---------- Material for this task
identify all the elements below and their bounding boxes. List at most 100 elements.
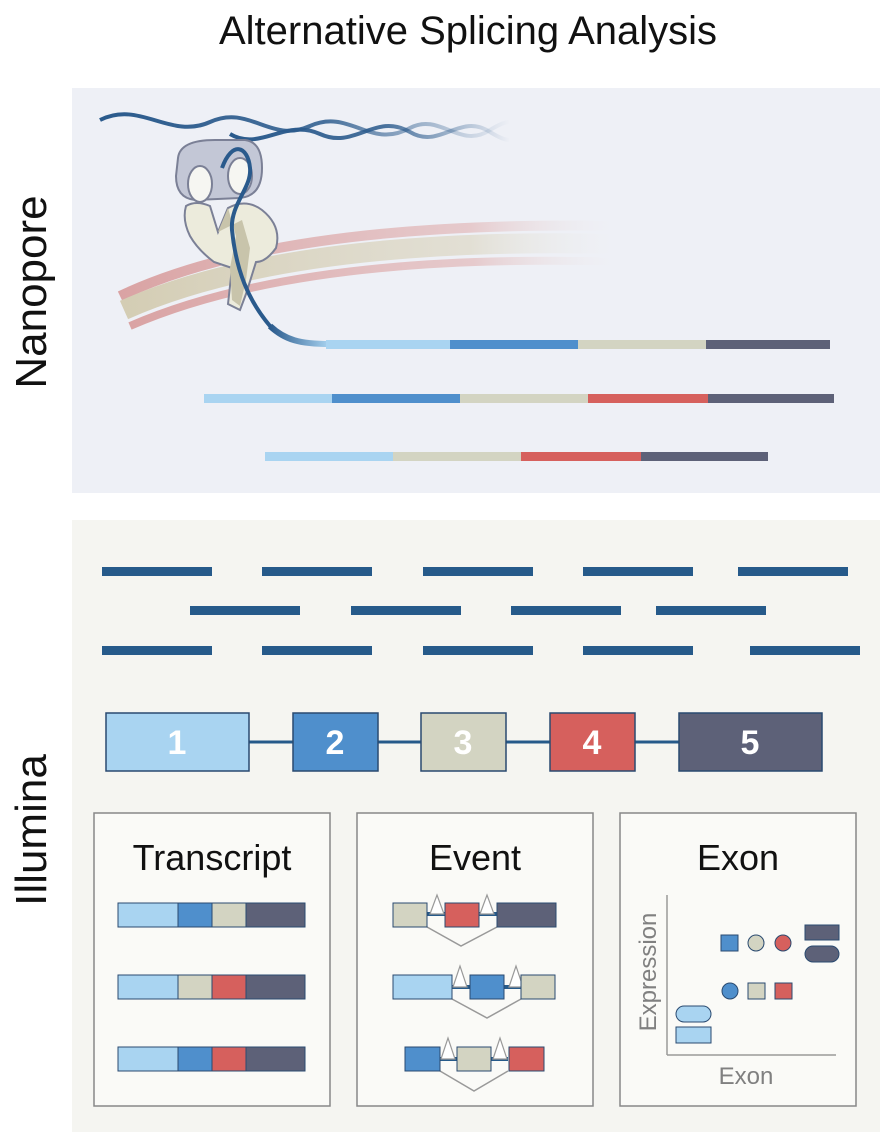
segment-exon-3 (392, 902, 428, 928)
short-reads (102, 567, 860, 655)
segment-exon-5 (708, 394, 834, 403)
transcript-row-1 (117, 902, 306, 928)
exon-number-2: 2 (326, 724, 345, 762)
long-read-1 (326, 340, 830, 349)
segment-exon-5 (245, 974, 306, 1000)
short-read (423, 646, 533, 655)
dna-strand-b (228, 124, 511, 142)
membrane-layer-tan (119, 233, 621, 320)
segment-exon-5 (496, 902, 557, 928)
segment-exon-4 (521, 452, 641, 461)
transcript-panel-title: Transcript (133, 837, 292, 878)
exon-box-5 (678, 712, 823, 772)
event-skipped-exon (392, 893, 557, 947)
segment-exon-3 (460, 394, 588, 403)
segment-exon-2 (469, 974, 505, 1000)
exon-panel: Exon Expression Exon (619, 812, 857, 1107)
illumina-panel: 1 2 3 4 5 Transcript (72, 520, 880, 1132)
marker-exon-3-circle (747, 934, 765, 952)
membrane-layer-red (117, 220, 621, 301)
segment-exon-2 (450, 340, 578, 349)
exon-number-3: 3 (454, 724, 473, 762)
segment-exon-2 (177, 1046, 213, 1072)
exon-panel-title: Exon (697, 837, 779, 878)
membrane-layer-red-lower (128, 256, 621, 330)
event-panel-title: Event (429, 837, 521, 878)
segment-exon-1 (204, 394, 332, 403)
illumina-label: Illumina (7, 754, 56, 906)
segment-exon-2 (332, 394, 460, 403)
skip-junction (451, 998, 522, 1019)
segment-exon-4 (211, 1046, 247, 1072)
segment-exon-2 (404, 1046, 441, 1072)
exon-number-4: 4 (583, 724, 602, 762)
exon-box-2 (292, 712, 379, 772)
short-read (102, 567, 212, 576)
inclusion-junction (429, 893, 445, 915)
marker-exon-5-oval (804, 945, 840, 963)
inclusion-junction (452, 964, 468, 988)
segment-exon-3 (211, 902, 247, 928)
segment-exon-4 (508, 1046, 545, 1072)
inclusion-junction (479, 893, 495, 915)
exon-box-3 (420, 712, 507, 772)
x-axis-label: Exon (719, 1063, 774, 1090)
nanopore-label: Nanopore (7, 195, 56, 388)
marker-exon-2-square (720, 934, 739, 952)
marker-exon-2-circle (721, 982, 739, 1000)
segment-exon-4 (444, 902, 480, 928)
segment-exon-2 (177, 902, 213, 928)
exon-number-1: 1 (168, 724, 187, 762)
event-skipped-exon (392, 964, 556, 1019)
long-read-3 (265, 452, 768, 461)
segment-exon-1 (117, 974, 179, 1000)
short-read (750, 646, 860, 655)
segment-exon-1 (392, 974, 453, 1000)
segment-exon-1 (326, 340, 450, 349)
event-skipped-exon (404, 1036, 545, 1092)
marker-exon-1-square (675, 1026, 712, 1044)
transcript-row-3 (117, 1046, 306, 1072)
segment-exon-4 (588, 394, 708, 403)
marker-exon-5-square (804, 924, 840, 941)
segment-exon-3 (393, 452, 521, 461)
segment-exon-3 (177, 974, 213, 1000)
short-read (262, 567, 372, 576)
segment-exon-1 (117, 902, 179, 928)
exon-number-5: 5 (741, 724, 760, 762)
segment-exon-5 (706, 340, 830, 349)
skip-junction (426, 926, 498, 947)
short-read (738, 567, 848, 576)
marker-exon-1-oval (675, 1005, 712, 1023)
exon-box-4 (549, 712, 636, 772)
skip-junction (439, 1070, 509, 1092)
figure-title: Alternative Splicing Analysis (219, 9, 717, 53)
short-read (656, 606, 766, 615)
segment-exon-3 (578, 340, 706, 349)
gene-model: 1 2 3 4 5 (105, 712, 823, 772)
read-strand-tail (267, 323, 331, 347)
marker-exon-3-square (747, 982, 766, 1000)
short-read (102, 646, 212, 655)
short-read (423, 567, 533, 576)
segment-exon-1 (117, 1046, 179, 1072)
segment-exon-3 (520, 974, 556, 1000)
nanopore-protein (174, 139, 279, 312)
short-read (583, 567, 693, 576)
short-read (351, 606, 461, 615)
short-read (511, 606, 621, 615)
segment-exon-5 (641, 452, 768, 461)
nanopore-panel (72, 88, 880, 493)
inclusion-junction (440, 1036, 456, 1060)
long-read-2 (204, 394, 834, 403)
segment-exon-5 (245, 1046, 306, 1072)
segment-exon-5 (245, 902, 306, 928)
transcript-panel: Transcript (93, 812, 331, 1107)
marker-exon-4-square (774, 982, 793, 1000)
segment-exon-1 (265, 452, 393, 461)
transcript-row-2 (117, 974, 306, 1000)
short-read (190, 606, 300, 615)
inclusion-junction (492, 1036, 508, 1060)
short-read (262, 646, 372, 655)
--------------------
(Your goal):
Your answer should copy the listing word for word, with no pictures in it.

(Result):
identify all the elements below and their bounding boxes. List at most 100 elements.
segment-exon-3 (392, 902, 428, 928)
short-reads (102, 567, 860, 655)
segment-exon-5 (708, 394, 834, 403)
transcript-row-1 (117, 902, 306, 928)
exon-number-2: 2 (326, 724, 345, 762)
long-read-1 (326, 340, 830, 349)
segment-exon-5 (245, 974, 306, 1000)
short-read (423, 646, 533, 655)
dna-strand-b (228, 124, 511, 142)
membrane-layer-tan (119, 233, 621, 320)
segment-exon-5 (496, 902, 557, 928)
segment-exon-4 (521, 452, 641, 461)
transcript-panel-title: Transcript (133, 837, 292, 878)
exon-box-5 (678, 712, 823, 772)
event-skipped-exon (392, 893, 557, 947)
segment-exon-3 (460, 394, 588, 403)
segment-exon-2 (469, 974, 505, 1000)
exon-panel: Exon Expression Exon (619, 812, 857, 1107)
illumina-panel: 1 2 3 4 5 Transcript (72, 520, 880, 1132)
marker-exon-3-circle (747, 934, 765, 952)
membrane-layer-red (117, 220, 621, 301)
segment-exon-2 (450, 340, 578, 349)
exon-number-3: 3 (454, 724, 473, 762)
segment-exon-2 (177, 1046, 213, 1072)
exon-panel-title: Exon (697, 837, 779, 878)
membrane-layer-red-lower (128, 256, 621, 330)
event-panel-title: Event (429, 837, 521, 878)
segment-exon-1 (204, 394, 332, 403)
illumina-label: Illumina (7, 754, 56, 906)
segment-exon-2 (332, 394, 460, 403)
skip-junction (451, 998, 522, 1019)
segment-exon-4 (211, 1046, 247, 1072)
segment-exon-2 (404, 1046, 441, 1072)
exon-number-4: 4 (583, 724, 602, 762)
exon-box-2 (292, 712, 379, 772)
short-read (102, 567, 212, 576)
inclusion-junction (429, 893, 445, 915)
marker-exon-5-oval (804, 945, 840, 963)
inclusion-junction (452, 964, 468, 988)
segment-exon-3 (211, 902, 247, 928)
segment-exon-4 (508, 1046, 545, 1072)
inclusion-junction (479, 893, 495, 915)
exon-box-3 (420, 712, 507, 772)
x-axis-label: Exon (719, 1063, 774, 1090)
nanopore-label: Nanopore (7, 195, 56, 388)
marker-exon-2-square (720, 934, 739, 952)
marker-exon-2-circle (721, 982, 739, 1000)
segment-exon-4 (444, 902, 480, 928)
segment-exon-2 (177, 902, 213, 928)
exon-number-1: 1 (168, 724, 187, 762)
event-skipped-exon (392, 964, 556, 1019)
long-read-3 (265, 452, 768, 461)
segment-exon-1 (117, 974, 179, 1000)
short-read (750, 646, 860, 655)
segment-exon-1 (392, 974, 453, 1000)
segment-exon-1 (326, 340, 450, 349)
event-skipped-exon (404, 1036, 545, 1092)
marker-exon-1-square (675, 1026, 712, 1044)
transcript-row-3 (117, 1046, 306, 1072)
segment-exon-4 (588, 394, 708, 403)
marker-exon-5-square (804, 924, 840, 941)
segment-exon-3 (393, 452, 521, 461)
segment-exon-3 (177, 974, 213, 1000)
short-read (262, 567, 372, 576)
segment-exon-1 (117, 902, 179, 928)
exon-number-5: 5 (741, 724, 760, 762)
segment-exon-5 (706, 340, 830, 349)
skip-junction (426, 926, 498, 947)
short-read (738, 567, 848, 576)
marker-exon-1-oval (675, 1005, 712, 1023)
exon-box-4 (549, 712, 636, 772)
skip-junction (439, 1070, 509, 1092)
figure-title: Alternative Splicing Analysis (219, 9, 717, 53)
short-read (656, 606, 766, 615)
segment-exon-3 (578, 340, 706, 349)
gene-model: 1 2 3 4 5 (105, 712, 823, 772)
read-strand-tail (267, 323, 331, 347)
marker-exon-3-square (747, 982, 766, 1000)
short-read (102, 646, 212, 655)
short-read (423, 567, 533, 576)
segment-exon-1 (117, 1046, 179, 1072)
segment-exon-3 (520, 974, 556, 1000)
nanopore-protein (174, 139, 279, 312)
short-read (583, 567, 693, 576)
short-read (351, 606, 461, 615)
short-read (511, 606, 621, 615)
segment-exon-5 (641, 452, 768, 461)
nanopore-panel (72, 88, 880, 493)
inclusion-junction (440, 1036, 456, 1060)
long-read-2 (204, 394, 834, 403)
segment-exon-5 (245, 1046, 306, 1072)
segment-exon-5 (245, 902, 306, 928)
transcript-panel: Transcript (93, 812, 331, 1107)
marker-exon-4-square (774, 982, 793, 1000)
segment-exon-1 (265, 452, 393, 461)
transcript-row-2 (117, 974, 306, 1000)
short-read (190, 606, 300, 615)
inclusion-junction (492, 1036, 508, 1060)
short-read (262, 646, 372, 655)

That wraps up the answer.